BRIEF: Retype precisely the section of the data that starts at the line containing "Transcribe the text in this document." and runs to its final line, ends included.

**********

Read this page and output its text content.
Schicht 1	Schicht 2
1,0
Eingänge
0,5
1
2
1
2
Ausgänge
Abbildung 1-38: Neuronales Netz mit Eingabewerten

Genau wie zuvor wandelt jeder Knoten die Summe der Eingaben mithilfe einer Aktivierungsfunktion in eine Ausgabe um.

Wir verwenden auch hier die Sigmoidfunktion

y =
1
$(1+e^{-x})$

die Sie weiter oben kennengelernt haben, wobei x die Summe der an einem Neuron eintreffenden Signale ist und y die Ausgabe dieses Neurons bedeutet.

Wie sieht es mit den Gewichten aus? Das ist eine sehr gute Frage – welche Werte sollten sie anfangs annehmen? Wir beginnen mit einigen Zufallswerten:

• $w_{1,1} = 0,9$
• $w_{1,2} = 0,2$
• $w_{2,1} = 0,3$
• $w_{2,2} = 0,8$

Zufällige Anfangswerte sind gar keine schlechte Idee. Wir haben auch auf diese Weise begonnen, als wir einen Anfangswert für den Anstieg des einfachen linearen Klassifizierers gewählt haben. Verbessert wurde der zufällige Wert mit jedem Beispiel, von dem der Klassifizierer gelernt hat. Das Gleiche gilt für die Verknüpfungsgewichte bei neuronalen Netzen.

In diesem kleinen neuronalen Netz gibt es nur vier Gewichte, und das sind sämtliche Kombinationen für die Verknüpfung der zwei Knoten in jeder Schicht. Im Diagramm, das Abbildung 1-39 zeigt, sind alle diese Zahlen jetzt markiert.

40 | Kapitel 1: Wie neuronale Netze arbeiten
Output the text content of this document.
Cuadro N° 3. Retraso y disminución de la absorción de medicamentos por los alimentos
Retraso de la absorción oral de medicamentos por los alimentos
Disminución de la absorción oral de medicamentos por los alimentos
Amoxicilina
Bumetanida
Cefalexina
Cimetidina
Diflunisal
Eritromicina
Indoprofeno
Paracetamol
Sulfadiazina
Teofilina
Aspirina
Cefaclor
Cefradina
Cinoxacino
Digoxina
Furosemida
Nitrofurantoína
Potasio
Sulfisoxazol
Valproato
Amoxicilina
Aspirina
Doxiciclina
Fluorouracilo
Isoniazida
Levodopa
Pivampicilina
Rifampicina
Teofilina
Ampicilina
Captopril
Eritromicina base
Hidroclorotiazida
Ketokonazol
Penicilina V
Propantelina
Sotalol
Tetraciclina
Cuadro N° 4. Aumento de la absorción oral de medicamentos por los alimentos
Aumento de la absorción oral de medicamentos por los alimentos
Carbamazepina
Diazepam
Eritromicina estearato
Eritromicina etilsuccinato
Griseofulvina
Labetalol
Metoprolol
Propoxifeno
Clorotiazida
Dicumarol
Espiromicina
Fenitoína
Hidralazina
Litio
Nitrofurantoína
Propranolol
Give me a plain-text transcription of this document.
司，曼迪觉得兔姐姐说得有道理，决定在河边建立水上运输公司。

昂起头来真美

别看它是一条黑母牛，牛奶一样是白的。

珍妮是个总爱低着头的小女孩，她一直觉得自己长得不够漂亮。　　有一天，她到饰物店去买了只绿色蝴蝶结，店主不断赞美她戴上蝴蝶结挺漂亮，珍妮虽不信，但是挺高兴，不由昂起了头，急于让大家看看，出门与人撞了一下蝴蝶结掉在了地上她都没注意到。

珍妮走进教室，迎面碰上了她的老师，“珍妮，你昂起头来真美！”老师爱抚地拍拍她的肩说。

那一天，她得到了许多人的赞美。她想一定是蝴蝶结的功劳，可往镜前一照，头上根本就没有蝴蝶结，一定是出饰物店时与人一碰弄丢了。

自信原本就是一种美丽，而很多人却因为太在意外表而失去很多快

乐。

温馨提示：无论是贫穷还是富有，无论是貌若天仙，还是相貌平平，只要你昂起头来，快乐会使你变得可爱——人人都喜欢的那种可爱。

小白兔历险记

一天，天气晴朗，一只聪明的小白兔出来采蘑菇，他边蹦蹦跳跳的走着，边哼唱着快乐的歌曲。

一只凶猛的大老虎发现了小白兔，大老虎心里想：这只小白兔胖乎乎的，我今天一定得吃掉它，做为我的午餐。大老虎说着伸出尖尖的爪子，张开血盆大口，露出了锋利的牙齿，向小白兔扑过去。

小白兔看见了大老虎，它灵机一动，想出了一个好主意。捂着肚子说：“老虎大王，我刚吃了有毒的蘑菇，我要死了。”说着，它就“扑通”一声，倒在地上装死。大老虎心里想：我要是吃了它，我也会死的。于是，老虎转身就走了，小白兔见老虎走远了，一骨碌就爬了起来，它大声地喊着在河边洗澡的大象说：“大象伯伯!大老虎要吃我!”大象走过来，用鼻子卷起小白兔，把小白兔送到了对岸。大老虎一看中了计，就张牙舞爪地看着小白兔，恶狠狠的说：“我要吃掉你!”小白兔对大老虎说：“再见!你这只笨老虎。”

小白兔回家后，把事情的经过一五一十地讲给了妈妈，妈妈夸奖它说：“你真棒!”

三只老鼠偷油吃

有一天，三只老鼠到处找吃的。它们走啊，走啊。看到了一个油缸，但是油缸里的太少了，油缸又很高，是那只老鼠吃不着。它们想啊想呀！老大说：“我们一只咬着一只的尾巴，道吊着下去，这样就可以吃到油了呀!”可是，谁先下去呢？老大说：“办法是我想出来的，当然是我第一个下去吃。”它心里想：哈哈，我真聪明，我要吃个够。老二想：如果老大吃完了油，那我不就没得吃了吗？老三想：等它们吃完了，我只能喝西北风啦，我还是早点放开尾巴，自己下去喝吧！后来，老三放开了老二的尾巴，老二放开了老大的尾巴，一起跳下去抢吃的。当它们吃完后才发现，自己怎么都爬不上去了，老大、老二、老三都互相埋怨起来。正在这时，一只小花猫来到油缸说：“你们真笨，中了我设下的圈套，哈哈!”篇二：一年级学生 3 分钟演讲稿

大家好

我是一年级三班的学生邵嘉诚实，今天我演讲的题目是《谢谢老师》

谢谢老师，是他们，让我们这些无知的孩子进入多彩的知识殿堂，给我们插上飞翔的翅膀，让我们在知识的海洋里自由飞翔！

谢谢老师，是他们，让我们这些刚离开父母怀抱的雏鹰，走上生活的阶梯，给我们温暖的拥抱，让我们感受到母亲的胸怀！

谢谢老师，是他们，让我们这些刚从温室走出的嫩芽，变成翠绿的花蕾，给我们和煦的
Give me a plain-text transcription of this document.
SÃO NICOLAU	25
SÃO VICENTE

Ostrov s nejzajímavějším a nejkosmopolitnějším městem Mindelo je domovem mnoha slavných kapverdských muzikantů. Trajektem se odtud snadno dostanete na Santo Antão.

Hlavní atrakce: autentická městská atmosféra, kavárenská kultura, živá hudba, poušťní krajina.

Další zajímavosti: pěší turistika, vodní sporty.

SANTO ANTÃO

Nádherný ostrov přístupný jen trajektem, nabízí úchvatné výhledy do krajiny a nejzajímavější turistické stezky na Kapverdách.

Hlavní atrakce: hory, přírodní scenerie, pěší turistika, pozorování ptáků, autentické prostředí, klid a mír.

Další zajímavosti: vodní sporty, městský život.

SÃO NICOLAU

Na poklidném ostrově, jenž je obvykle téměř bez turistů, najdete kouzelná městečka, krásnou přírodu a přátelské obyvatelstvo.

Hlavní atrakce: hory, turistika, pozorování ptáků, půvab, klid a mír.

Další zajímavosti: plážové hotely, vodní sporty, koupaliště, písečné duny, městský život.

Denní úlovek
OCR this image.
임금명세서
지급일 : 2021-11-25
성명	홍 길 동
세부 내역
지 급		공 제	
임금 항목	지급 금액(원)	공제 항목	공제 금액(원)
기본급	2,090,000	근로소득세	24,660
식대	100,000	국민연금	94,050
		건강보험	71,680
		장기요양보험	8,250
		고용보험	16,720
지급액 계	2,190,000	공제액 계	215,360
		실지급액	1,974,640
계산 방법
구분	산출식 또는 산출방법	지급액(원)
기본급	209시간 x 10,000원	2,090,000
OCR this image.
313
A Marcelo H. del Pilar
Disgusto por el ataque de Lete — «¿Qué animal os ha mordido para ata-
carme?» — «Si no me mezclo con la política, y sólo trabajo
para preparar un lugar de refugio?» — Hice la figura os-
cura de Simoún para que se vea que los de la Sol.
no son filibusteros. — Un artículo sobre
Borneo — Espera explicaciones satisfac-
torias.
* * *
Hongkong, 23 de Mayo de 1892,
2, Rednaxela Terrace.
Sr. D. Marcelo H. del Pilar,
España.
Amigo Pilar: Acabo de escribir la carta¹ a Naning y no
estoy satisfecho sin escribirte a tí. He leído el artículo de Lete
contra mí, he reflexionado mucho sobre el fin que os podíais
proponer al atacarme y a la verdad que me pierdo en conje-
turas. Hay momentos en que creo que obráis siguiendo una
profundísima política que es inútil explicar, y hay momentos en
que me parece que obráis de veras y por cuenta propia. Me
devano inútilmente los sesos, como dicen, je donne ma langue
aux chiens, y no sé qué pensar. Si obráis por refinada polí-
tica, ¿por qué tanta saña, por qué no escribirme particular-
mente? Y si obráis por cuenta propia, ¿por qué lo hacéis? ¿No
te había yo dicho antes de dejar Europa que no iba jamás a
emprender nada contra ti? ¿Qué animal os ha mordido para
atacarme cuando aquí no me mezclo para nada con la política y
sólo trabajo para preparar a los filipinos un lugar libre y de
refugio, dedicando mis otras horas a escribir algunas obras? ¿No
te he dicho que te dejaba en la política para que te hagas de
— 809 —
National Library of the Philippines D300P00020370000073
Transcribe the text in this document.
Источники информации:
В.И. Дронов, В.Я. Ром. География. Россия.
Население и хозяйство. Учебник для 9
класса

**********

WRITTEN RESPONSE:
Transcribe the text in this document.
Источники информации:
В.И. Дронов, В.Я. Ром. География. Россия.
Население и хозяйство. Учебник для 9
класса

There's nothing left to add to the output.